Instructions to follow: Repeat every record below exactly as written.

Stored data:

+ + + +

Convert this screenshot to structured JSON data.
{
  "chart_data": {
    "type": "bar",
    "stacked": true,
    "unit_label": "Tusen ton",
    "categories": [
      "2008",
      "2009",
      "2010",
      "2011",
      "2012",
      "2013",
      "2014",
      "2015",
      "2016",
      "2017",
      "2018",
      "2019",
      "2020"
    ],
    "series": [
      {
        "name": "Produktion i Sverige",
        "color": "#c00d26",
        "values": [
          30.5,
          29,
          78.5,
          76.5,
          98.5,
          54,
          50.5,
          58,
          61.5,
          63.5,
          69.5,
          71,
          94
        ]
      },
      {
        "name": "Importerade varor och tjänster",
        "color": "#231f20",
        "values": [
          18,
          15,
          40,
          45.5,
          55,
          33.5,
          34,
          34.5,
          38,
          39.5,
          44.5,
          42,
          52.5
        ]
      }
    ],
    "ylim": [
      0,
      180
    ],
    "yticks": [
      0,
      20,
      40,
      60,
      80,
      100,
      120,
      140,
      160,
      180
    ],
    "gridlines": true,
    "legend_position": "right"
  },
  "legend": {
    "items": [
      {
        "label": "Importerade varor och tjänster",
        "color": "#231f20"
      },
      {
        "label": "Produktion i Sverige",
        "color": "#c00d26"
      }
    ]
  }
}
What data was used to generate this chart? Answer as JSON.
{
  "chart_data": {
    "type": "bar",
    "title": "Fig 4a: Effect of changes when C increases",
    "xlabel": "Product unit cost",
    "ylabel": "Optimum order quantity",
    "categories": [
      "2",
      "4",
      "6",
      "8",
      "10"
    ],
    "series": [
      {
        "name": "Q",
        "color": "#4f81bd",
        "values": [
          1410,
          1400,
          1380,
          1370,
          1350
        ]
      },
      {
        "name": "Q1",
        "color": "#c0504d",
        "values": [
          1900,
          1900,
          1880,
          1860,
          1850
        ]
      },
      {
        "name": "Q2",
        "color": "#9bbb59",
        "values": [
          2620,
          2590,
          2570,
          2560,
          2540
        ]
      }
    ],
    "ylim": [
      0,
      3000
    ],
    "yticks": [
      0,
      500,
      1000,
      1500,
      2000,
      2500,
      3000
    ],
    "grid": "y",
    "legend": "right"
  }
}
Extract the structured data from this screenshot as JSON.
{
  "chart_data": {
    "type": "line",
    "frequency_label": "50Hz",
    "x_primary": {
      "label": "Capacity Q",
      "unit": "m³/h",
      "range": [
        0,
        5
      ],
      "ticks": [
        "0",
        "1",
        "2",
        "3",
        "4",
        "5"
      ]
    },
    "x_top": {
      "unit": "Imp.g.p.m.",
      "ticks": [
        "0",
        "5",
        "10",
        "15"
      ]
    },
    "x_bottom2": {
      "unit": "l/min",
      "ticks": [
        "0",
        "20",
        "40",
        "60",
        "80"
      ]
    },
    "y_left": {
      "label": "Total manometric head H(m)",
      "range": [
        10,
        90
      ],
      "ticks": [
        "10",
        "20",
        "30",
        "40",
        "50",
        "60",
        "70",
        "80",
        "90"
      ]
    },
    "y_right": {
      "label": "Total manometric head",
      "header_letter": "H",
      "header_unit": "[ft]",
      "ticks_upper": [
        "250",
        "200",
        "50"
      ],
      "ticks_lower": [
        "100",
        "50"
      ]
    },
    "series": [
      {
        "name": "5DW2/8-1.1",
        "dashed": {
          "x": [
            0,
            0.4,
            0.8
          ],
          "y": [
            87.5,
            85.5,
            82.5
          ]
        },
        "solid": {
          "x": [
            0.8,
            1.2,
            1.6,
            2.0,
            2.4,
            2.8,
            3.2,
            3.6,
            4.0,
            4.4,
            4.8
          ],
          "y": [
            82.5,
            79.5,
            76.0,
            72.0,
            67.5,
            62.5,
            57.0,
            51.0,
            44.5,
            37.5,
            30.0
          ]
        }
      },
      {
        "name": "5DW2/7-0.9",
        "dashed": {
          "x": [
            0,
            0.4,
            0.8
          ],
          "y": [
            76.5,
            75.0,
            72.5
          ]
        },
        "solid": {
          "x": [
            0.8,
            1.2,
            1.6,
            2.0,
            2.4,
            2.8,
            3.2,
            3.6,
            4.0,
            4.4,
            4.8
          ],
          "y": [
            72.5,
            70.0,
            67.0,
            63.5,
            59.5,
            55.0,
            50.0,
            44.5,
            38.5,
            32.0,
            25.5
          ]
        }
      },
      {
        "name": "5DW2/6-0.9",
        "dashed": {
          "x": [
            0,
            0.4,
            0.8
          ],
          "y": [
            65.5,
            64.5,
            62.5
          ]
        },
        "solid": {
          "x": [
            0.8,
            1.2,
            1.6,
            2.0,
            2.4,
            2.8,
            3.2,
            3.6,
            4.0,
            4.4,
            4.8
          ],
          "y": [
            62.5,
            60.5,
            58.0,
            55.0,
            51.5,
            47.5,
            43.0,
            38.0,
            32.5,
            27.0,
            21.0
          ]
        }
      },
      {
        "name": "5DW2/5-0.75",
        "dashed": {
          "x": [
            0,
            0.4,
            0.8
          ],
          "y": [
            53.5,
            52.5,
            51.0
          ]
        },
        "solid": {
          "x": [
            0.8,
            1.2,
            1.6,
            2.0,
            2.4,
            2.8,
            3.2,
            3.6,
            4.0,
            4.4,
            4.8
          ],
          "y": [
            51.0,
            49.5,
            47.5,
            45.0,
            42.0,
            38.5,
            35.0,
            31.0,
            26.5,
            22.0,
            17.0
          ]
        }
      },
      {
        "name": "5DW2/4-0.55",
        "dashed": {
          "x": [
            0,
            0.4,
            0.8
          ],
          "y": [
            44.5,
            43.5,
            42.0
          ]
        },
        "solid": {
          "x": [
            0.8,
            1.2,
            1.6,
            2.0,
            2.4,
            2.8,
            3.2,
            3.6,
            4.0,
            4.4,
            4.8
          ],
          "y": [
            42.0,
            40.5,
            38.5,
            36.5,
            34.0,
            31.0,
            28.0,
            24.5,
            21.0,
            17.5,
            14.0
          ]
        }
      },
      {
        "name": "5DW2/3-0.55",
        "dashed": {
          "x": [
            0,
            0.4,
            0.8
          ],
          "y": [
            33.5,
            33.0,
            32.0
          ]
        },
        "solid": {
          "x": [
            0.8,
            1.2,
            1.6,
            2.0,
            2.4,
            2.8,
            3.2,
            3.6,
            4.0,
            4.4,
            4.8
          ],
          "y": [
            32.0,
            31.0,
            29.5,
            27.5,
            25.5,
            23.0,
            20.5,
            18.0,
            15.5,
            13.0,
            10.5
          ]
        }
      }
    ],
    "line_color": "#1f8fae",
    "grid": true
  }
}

+ + + +

Correct answer:
Convert this screenshot to structured JSON data.
{
  "chart_data": {
    "type": "bar",
    "stacked": true,
    "unit_label": "Tusen ton",
    "categories": [
      "2008",
      "2009",
      "2010",
      "2011",
      "2012",
      "2013",
      "2014",
      "2015",
      "2016",
      "2017",
      "2018",
      "2019",
      "2020"
    ],
    "series": [
      {
        "name": "Produktion i Sverige",
        "color": "#c00d26",
        "values": [
          30.5,
          29,
          78.5,
          76.5,
          98.5,
          54,
          50.5,
          58,
          61.5,
          63.5,
          69.5,
          71,
          94
        ]
      },
      {
        "name": "Importerade varor och tjänster",
        "color": "#231f20",
        "values": [
          18,
          15,
          40,
          45.5,
          55,
          33.5,
          34,
          34.5,
          38,
          39.5,
          44.5,
          42,
          52.5
        ]
      }
    ],
    "ylim": [
      0,
      180
    ],
    "yticks": [
      0,
      20,
      40,
      60,
      80,
      100,
      120,
      140,
      160,
      180
    ],
    "gridlines": true,
    "legend_position": "right"
  },
  "legend": {
    "items": [
      {
        "label": "Importerade varor och tjänster",
        "color": "#231f20"
      },
      {
        "label": "Produktion i Sverige",
        "color": "#c00d26"
      }
    ]
  }
}
What data was used to generate this chart? Answer as JSON.
{
  "chart_data": {
    "type": "bar",
    "title": "Fig 4a: Effect of changes when C increases",
    "xlabel": "Product unit cost",
    "ylabel": "Optimum order quantity",
    "categories": [
      "2",
      "4",
      "6",
      "8",
      "10"
    ],
    "series": [
      {
        "name": "Q",
        "color": "#4f81bd",
        "values": [
          1410,
          1400,
          1380,
          1370,
          1350
        ]
      },
      {
        "name": "Q1",
        "color": "#c0504d",
        "values": [
          1900,
          1900,
          1880,
          1860,
          1850
        ]
      },
      {
        "name": "Q2",
        "color": "#9bbb59",
        "values": [
          2620,
          2590,
          2570,
          2560,
          2540
        ]
      }
    ],
    "ylim": [
      0,
      3000
    ],
    "yticks": [
      0,
      500,
      1000,
      1500,
      2000,
      2500,
      3000
    ],
    "grid": "y",
    "legend": "right"
  }
}
Extract the structured data from this screenshot as JSON.
{
  "chart_data": {
    "type": "line",
    "frequency_label": "50Hz",
    "x_primary": {
      "label": "Capacity Q",
      "unit": "m³/h",
      "range": [
        0,
        5
      ],
      "ticks": [
        "0",
        "1",
        "2",
        "3",
        "4",
        "5"
      ]
    },
    "x_top": {
      "unit": "Imp.g.p.m.",
      "ticks": [
        "0",
        "5",
        "10",
        "15"
      ]
    },
    "x_bottom2": {
      "unit": "l/min",
      "ticks": [
        "0",
        "20",
        "40",
        "60",
        "80"
      ]
    },
    "y_left": {
      "label": "Total manometric head H(m)",
      "range": [
        10,
        90
      ],
      "ticks": [
        "10",
        "20",
        "30",
        "40",
        "50",
        "60",
        "70",
        "80",
        "90"
      ]
    },
    "y_right": {
      "label": "Total manometric head",
      "header_letter": "H",
      "header_unit": "[ft]",
      "ticks_upper": [
        "250",
        "200",
        "50"
      ],
      "ticks_lower": [
        "100",
        "50"
      ]
    },
    "series": [
      {
        "name": "5DW2/8-1.1",
        "dashed": {
          "x": [
            0,
            0.4,
            0.8
          ],
          "y": [
            87.5,
            85.5,
            82.5
          ]
        },
        "solid": {
          "x": [
            0.8,
            1.2,
            1.6,
            2.0,
            2.4,
            2.8,
            3.2,
            3.6,
            4.0,
            4.4,
            4.8
          ],
          "y": [
            82.5,
            79.5,
            76.0,
            72.0,
            67.5,
            62.5,
            57.0,
            51.0,
            44.5,
            37.5,
            30.0
          ]
        }
      },
      {
        "name": "5DW2/7-0.9",
        "dashed": {
          "x": [
            0,
            0.4,
            0.8
          ],
          "y": [
            76.5,
            75.0,
            72.5
          ]
        },
        "solid": {
          "x": [
            0.8,
            1.2,
            1.6,
            2.0,
            2.4,
            2.8,
            3.2,
            3.6,
            4.0,
            4.4,
            4.8
          ],
          "y": [
            72.5,
            70.0,
            67.0,
            63.5,
            59.5,
            55.0,
            50.0,
            44.5,
            38.5,
            32.0,
            25.5
          ]
        }
      },
      {
        "name": "5DW2/6-0.9",
        "dashed": {
          "x": [
            0,
            0.4,
            0.8
          ],
          "y": [
            65.5,
            64.5,
            62.5
          ]
        },
        "solid": {
          "x": [
            0.8,
            1.2,
            1.6,
            2.0,
            2.4,
            2.8,
            3.2,
            3.6,
            4.0,
            4.4,
            4.8
          ],
          "y": [
            62.5,
            60.5,
            58.0,
            55.0,
            51.5,
            47.5,
            43.0,
            38.0,
            32.5,
            27.0,
            21.0
          ]
        }
      },
      {
        "name": "5DW2/5-0.75",
        "dashed": {
          "x": [
            0,
            0.4,
            0.8
          ],
          "y": [
            53.5,
            52.5,
            51.0
          ]
        },
        "solid": {
          "x": [
            0.8,
            1.2,
            1.6,
            2.0,
            2.4,
            2.8,
            3.2,
            3.6,
            4.0,
            4.4,
            4.8
          ],
          "y": [
            51.0,
            49.5,
            47.5,
            45.0,
            42.0,
            38.5,
            35.0,
            31.0,
            26.5,
            22.0,
            17.0
          ]
        }
      },
      {
        "name": "5DW2/4-0.55",
        "dashed": {
          "x": [
            0,
            0.4,
            0.8
          ],
          "y": [
            44.5,
            43.5,
            42.0
          ]
        },
        "solid": {
          "x": [
            0.8,
            1.2,
            1.6,
            2.0,
            2.4,
            2.8,
            3.2,
            3.6,
            4.0,
            4.4,
            4.8
          ],
          "y": [
            42.0,
            40.5,
            38.5,
            36.5,
            34.0,
            31.0,
            28.0,
            24.5,
            21.0,
            17.5,
            14.0
          ]
        }
      },
      {
        "name": "5DW2/3-0.55",
        "dashed": {
          "x": [
            0,
            0.4,
            0.8
          ],
          "y": [
            33.5,
            33.0,
            32.0
          ]
        },
        "solid": {
          "x": [
            0.8,
            1.2,
            1.6,
            2.0,
            2.4,
            2.8,
            3.2,
            3.6,
            4.0,
            4.4,
            4.8
          ],
          "y": [
            32.0,
            31.0,
            29.5,
            27.5,
            25.5,
            23.0,
            20.5,
            18.0,
            15.5,
            13.0,
            10.5
          ]
        }
      }
    ],
    "line_color": "#1f8fae",
    "grid": true
  }
}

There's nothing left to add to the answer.